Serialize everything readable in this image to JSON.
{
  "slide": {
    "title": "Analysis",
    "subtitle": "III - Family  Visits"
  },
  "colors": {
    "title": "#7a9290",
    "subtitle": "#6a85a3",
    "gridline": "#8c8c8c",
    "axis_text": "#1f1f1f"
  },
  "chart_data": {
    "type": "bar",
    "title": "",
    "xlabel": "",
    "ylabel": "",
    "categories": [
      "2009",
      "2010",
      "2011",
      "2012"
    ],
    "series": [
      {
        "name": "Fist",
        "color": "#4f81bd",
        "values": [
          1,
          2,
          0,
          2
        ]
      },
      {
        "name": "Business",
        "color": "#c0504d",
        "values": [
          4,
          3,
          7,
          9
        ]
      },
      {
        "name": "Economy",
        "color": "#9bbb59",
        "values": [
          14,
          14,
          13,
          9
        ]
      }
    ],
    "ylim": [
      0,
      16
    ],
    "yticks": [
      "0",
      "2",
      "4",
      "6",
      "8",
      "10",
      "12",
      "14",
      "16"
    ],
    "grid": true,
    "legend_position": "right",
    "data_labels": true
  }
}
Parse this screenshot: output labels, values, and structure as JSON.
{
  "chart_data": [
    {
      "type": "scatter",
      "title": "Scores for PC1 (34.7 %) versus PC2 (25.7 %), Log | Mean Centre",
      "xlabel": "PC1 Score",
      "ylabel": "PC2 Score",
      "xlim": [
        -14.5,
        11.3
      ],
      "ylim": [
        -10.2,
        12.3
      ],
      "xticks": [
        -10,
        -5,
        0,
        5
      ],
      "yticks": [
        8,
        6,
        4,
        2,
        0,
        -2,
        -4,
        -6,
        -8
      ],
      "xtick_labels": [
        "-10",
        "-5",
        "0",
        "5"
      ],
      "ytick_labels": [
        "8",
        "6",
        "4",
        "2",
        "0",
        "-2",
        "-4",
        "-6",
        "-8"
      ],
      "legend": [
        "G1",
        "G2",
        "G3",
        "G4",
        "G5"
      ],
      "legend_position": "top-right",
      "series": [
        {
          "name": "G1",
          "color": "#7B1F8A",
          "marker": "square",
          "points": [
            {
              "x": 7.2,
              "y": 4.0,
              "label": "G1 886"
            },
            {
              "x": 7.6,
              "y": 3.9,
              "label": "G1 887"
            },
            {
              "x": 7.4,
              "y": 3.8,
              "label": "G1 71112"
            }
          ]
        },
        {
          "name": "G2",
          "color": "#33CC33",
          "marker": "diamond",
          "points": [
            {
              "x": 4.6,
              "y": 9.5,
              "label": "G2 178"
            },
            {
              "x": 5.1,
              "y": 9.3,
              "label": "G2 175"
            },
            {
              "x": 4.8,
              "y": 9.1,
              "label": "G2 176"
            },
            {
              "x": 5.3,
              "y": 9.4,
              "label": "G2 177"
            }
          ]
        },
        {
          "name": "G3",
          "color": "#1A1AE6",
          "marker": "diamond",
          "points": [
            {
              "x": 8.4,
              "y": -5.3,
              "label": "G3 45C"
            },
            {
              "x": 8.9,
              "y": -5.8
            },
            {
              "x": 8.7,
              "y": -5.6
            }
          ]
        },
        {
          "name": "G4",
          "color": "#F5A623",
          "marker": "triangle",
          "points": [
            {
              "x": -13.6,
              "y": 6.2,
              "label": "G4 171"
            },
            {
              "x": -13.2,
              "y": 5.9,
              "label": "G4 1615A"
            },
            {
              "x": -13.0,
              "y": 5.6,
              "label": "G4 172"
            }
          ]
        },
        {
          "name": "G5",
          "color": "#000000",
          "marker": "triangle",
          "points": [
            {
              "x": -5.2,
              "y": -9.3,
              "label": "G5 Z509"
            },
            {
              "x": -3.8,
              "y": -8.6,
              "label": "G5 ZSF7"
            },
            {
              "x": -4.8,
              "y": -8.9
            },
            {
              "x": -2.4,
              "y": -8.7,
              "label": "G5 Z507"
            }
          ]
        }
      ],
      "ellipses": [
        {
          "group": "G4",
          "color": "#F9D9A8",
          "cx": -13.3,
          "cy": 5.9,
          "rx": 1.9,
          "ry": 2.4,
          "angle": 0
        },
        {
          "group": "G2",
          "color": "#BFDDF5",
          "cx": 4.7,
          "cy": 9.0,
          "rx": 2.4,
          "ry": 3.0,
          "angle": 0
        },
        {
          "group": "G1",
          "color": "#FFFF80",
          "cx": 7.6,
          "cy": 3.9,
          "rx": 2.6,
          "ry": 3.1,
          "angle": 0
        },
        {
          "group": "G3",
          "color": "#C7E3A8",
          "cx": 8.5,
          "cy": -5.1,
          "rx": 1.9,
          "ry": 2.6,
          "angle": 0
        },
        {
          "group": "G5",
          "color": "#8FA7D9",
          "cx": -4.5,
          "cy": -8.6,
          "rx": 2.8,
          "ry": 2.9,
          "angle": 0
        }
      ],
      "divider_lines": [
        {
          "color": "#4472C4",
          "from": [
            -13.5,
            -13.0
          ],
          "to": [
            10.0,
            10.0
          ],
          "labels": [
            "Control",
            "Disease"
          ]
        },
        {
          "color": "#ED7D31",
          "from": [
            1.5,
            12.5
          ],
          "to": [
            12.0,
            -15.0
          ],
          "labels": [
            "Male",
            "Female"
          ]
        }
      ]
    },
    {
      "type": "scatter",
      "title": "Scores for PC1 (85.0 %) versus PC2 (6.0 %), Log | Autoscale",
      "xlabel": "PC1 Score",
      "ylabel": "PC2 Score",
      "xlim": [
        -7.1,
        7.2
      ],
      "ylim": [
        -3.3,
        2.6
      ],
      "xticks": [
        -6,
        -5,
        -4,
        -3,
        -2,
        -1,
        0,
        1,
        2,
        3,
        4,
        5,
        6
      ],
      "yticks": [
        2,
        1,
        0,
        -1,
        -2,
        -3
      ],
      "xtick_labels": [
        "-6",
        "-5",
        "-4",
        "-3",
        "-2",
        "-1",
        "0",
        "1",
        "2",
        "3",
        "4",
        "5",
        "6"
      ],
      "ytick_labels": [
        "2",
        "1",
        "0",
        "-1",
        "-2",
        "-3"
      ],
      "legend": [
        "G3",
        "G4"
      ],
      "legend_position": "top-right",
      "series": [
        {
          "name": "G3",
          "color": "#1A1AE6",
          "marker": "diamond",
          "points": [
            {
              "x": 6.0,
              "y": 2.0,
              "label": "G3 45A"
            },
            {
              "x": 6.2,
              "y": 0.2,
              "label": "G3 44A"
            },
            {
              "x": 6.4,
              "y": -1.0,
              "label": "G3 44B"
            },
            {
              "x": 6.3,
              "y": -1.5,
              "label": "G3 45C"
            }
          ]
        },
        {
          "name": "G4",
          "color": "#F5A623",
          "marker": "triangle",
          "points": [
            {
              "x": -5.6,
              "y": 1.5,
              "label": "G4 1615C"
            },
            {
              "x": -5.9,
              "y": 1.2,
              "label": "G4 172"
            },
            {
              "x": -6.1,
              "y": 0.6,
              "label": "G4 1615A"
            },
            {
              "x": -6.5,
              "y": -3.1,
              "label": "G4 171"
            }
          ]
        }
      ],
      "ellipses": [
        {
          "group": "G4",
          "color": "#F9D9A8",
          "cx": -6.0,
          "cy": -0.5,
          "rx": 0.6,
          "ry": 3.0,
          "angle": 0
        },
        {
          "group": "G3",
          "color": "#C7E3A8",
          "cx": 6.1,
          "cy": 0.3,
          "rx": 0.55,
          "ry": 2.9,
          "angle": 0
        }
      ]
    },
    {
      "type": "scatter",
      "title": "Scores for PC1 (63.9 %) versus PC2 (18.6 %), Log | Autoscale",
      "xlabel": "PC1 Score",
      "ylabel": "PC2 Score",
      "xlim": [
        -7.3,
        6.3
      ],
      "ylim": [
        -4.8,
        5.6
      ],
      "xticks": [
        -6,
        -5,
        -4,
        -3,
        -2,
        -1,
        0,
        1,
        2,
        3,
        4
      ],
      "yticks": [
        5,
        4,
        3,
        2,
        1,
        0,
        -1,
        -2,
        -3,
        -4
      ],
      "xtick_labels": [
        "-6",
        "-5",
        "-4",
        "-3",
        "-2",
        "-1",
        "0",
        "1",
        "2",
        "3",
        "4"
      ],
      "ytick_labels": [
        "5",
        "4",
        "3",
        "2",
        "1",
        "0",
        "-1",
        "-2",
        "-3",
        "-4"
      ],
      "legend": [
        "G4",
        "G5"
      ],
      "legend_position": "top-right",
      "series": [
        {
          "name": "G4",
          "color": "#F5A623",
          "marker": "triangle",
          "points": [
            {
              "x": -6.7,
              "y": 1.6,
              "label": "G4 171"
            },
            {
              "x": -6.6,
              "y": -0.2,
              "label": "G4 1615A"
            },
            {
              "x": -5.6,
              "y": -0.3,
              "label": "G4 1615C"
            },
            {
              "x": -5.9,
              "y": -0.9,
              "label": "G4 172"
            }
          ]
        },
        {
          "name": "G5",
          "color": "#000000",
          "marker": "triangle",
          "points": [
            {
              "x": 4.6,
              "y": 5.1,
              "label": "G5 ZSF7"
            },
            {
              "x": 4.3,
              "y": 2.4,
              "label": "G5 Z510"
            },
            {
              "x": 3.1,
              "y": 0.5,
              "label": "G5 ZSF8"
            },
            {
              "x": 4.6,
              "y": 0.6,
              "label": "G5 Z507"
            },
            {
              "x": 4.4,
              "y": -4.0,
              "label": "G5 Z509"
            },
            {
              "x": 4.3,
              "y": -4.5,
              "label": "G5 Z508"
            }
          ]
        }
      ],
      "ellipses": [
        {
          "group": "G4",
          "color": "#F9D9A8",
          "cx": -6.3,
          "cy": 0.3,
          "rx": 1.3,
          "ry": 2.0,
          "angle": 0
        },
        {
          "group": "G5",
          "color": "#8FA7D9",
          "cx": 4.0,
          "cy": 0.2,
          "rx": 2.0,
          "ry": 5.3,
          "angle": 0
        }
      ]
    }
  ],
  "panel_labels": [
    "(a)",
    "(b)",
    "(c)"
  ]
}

┄┄┄┄┄┄

**Problem:** Pull out each line holding the string "versus".

**Answer below:**
      "title": "Scores for PC1 (34.7 %) versus PC2 (25.7 %), Log | Mean Centre",
      "title": "Scores for PC1 (85.0 %) versus PC2 (6.0 %), Log | Autoscale",
      "title": "Scores for PC1 (63.9 %) versus PC2 (18.6 %), Log | Autoscale",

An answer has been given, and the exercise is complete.